↓

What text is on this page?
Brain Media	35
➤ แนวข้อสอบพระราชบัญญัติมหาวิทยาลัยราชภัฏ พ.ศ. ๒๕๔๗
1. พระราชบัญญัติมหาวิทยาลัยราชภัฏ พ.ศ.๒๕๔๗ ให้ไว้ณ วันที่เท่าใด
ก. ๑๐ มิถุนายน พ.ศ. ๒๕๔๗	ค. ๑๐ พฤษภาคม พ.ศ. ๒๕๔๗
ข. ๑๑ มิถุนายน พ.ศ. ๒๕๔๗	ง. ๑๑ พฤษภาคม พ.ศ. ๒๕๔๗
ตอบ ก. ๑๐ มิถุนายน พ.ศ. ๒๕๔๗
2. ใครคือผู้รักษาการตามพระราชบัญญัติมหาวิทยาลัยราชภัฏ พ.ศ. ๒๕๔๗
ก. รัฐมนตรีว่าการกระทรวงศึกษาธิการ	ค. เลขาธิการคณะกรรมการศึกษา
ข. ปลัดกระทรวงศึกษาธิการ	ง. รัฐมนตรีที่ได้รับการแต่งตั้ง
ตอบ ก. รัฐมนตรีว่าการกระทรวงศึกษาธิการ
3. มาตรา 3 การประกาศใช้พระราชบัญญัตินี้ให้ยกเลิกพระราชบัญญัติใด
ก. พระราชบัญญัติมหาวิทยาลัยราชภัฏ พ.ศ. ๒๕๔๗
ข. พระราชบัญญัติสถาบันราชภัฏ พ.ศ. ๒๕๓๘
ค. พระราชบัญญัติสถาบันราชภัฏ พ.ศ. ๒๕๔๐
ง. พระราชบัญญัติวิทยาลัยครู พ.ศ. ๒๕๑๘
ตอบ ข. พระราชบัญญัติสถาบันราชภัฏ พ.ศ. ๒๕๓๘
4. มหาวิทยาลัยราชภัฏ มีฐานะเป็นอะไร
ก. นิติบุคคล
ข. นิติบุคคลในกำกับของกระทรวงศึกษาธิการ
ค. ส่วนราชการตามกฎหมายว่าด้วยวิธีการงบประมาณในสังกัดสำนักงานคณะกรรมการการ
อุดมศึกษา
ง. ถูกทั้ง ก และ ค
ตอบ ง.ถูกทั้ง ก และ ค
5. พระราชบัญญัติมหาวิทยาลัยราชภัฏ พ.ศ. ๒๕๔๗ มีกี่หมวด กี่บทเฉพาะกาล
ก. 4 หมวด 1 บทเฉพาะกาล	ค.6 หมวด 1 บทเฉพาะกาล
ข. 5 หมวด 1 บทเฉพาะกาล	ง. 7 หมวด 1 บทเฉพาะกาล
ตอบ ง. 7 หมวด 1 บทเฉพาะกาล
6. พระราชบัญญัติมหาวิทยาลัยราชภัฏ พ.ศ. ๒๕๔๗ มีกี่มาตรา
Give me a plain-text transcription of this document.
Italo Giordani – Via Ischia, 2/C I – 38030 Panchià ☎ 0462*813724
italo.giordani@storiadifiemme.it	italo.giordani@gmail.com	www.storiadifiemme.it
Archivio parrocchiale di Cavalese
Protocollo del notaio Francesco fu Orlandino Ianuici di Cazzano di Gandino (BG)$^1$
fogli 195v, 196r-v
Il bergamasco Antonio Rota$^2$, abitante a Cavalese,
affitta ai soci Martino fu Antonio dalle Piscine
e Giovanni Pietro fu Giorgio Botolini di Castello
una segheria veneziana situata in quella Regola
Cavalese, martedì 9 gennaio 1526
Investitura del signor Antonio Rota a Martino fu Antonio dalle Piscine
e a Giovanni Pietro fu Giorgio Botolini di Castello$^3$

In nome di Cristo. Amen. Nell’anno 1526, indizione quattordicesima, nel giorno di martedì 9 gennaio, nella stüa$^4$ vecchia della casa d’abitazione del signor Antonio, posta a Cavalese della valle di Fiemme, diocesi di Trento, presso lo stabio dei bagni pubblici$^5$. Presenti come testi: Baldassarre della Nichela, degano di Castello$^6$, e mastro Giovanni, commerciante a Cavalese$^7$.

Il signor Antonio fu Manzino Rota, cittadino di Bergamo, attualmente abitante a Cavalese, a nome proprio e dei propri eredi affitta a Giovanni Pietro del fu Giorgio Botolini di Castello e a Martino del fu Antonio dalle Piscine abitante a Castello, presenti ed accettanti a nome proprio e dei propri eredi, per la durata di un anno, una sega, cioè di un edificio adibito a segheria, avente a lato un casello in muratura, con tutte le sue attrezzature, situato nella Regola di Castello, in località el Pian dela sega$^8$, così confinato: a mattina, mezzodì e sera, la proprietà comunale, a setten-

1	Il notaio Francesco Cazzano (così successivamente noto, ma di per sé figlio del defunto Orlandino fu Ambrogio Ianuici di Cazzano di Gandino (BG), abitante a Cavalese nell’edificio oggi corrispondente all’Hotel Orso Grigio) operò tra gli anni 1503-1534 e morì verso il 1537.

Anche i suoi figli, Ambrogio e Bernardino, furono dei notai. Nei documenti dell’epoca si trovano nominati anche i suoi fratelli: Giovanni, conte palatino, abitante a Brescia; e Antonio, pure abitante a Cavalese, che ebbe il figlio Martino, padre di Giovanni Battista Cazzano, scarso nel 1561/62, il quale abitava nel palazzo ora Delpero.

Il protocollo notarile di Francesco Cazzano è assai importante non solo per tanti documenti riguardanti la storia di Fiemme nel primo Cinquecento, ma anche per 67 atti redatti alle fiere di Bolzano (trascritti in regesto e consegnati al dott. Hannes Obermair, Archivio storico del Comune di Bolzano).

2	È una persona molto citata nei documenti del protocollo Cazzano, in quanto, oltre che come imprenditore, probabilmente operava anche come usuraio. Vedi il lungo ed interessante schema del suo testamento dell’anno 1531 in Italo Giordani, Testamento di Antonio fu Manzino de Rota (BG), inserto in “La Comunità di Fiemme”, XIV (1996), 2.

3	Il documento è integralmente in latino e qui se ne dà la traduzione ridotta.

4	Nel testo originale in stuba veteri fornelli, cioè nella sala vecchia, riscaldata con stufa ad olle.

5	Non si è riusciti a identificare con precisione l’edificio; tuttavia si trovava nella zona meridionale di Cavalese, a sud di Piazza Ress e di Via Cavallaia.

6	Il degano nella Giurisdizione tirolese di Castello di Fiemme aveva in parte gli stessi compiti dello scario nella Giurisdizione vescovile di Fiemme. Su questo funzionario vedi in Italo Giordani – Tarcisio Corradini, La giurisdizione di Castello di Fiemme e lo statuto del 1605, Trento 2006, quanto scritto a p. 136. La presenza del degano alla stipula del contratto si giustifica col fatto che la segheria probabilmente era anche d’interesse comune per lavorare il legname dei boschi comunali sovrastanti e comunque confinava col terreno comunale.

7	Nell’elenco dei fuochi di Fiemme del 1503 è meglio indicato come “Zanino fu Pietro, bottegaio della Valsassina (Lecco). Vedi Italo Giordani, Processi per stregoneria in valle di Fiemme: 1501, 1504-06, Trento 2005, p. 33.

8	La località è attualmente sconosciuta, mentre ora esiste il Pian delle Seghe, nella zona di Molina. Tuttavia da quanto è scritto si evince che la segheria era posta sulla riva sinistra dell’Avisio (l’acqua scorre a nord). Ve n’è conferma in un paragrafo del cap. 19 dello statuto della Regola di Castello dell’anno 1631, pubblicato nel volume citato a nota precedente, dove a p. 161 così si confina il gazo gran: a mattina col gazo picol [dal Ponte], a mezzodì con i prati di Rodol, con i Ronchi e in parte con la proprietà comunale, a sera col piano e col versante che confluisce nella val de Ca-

↑

Determine the number of lines in the listing that contain the string "นายน". Write that number and nothing else.

> The completed task: 3